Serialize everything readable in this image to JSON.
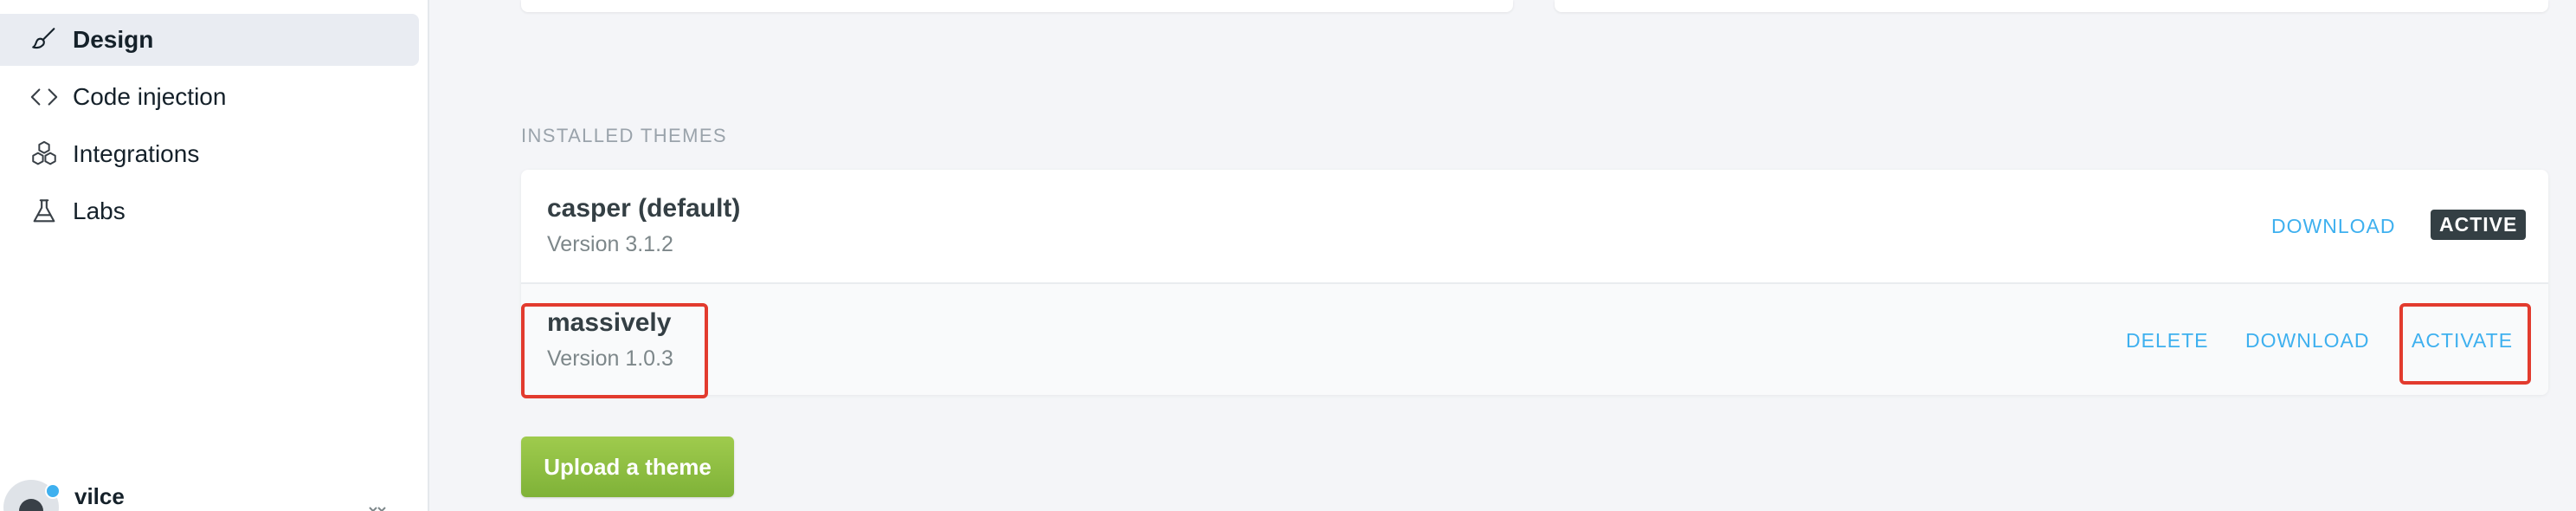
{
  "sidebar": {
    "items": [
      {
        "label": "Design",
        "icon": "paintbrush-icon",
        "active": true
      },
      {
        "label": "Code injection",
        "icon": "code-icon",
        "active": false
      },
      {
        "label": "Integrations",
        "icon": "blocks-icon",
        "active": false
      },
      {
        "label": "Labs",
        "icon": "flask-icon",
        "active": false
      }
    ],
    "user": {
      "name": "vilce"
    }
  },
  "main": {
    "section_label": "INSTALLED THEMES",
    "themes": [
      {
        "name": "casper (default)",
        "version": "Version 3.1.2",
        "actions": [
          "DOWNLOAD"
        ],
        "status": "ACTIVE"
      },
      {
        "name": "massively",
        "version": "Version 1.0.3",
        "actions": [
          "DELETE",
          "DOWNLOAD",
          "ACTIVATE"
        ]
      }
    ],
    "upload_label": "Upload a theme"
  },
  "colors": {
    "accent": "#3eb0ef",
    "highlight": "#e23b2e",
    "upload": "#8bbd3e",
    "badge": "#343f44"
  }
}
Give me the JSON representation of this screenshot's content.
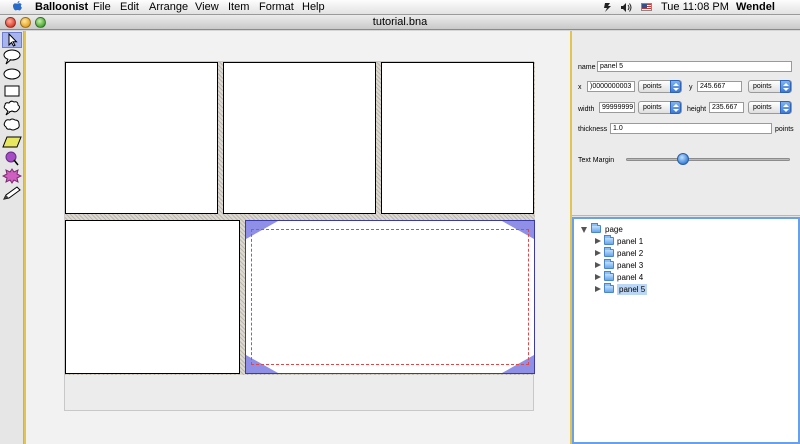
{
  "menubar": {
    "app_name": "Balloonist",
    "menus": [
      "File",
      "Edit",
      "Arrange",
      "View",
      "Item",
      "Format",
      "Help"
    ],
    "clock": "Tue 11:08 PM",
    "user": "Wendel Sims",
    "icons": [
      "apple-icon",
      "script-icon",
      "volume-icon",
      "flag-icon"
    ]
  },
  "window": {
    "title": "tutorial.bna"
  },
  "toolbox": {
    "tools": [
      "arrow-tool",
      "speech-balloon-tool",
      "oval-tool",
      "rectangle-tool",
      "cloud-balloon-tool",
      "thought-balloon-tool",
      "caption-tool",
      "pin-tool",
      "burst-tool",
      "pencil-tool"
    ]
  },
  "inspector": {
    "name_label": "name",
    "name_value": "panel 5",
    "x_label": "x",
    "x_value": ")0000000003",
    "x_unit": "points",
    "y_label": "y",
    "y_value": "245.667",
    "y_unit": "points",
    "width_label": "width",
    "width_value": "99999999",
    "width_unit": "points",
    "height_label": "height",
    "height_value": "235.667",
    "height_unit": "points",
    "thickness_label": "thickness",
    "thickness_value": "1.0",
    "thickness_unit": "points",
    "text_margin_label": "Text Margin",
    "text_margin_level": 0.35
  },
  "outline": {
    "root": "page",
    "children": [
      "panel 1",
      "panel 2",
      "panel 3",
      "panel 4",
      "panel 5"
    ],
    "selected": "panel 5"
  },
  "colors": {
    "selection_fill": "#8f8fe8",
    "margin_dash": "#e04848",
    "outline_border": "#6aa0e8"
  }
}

..........

Would you mind returning each entry above word for word, skipping the images?

Result of this exercise:
Serialize everything readable in this image to JSON.
{
  "sidebar": {
    "items": [
      {
        "label": "Design",
        "icon": "paintbrush-icon",
        "active": true
      },
      {
        "label": "Code injection",
        "icon": "code-icon",
        "active": false
      },
      {
        "label": "Integrations",
        "icon": "blocks-icon",
        "active": false
      },
      {
        "label": "Labs",
        "icon": "flask-icon",
        "active": false
      }
    ],
    "user": {
      "name": "vilce"
    }
  },
  "main": {
    "section_label": "INSTALLED THEMES",
    "themes": [
      {
        "name": "casper (default)",
        "version": "Version 3.1.2",
        "actions": [
          "DOWNLOAD"
        ],
        "status": "ACTIVE"
      },
      {
        "name": "massively",
        "version": "Version 1.0.3",
        "actions": [
          "DELETE",
          "DOWNLOAD",
          "ACTIVATE"
        ]
      }
    ],
    "upload_label": "Upload a theme"
  },
  "colors": {
    "accent": "#3eb0ef",
    "highlight": "#e23b2e",
    "upload": "#8bbd3e",
    "badge": "#343f44"
  }
}
Give me the JSON representation of this screenshot's content.
{
  "menubar": {
    "app_name": "Balloonist",
    "menus": [
      "File",
      "Edit",
      "Arrange",
      "View",
      "Item",
      "Format",
      "Help"
    ],
    "clock": "Tue 11:08 PM",
    "user": "Wendel Sims",
    "icons": [
      "apple-icon",
      "script-icon",
      "volume-icon",
      "flag-icon"
    ]
  },
  "window": {
    "title": "tutorial.bna"
  },
  "toolbox": {
    "tools": [
      "arrow-tool",
      "speech-balloon-tool",
      "oval-tool",
      "rectangle-tool",
      "cloud-balloon-tool",
      "thought-balloon-tool",
      "caption-tool",
      "pin-tool",
      "burst-tool",
      "pencil-tool"
    ]
  },
  "inspector": {
    "name_label": "name",
    "name_value": "panel 5",
    "x_label": "x",
    "x_value": ")0000000003",
    "x_unit": "points",
    "y_label": "y",
    "y_value": "245.667",
    "y_unit": "points",
    "width_label": "width",
    "width_value": "99999999",
    "width_unit": "points",
    "height_label": "height",
    "height_value": "235.667",
    "height_unit": "points",
    "thickness_label": "thickness",
    "thickness_value": "1.0",
    "thickness_unit": "points",
    "text_margin_label": "Text Margin",
    "text_margin_level": 0.35
  },
  "outline": {
    "root": "page",
    "children": [
      "panel 1",
      "panel 2",
      "panel 3",
      "panel 4",
      "panel 5"
    ],
    "selected": "panel 5"
  },
  "colors": {
    "selection_fill": "#8f8fe8",
    "margin_dash": "#e04848",
    "outline_border": "#6aa0e8"
  }
}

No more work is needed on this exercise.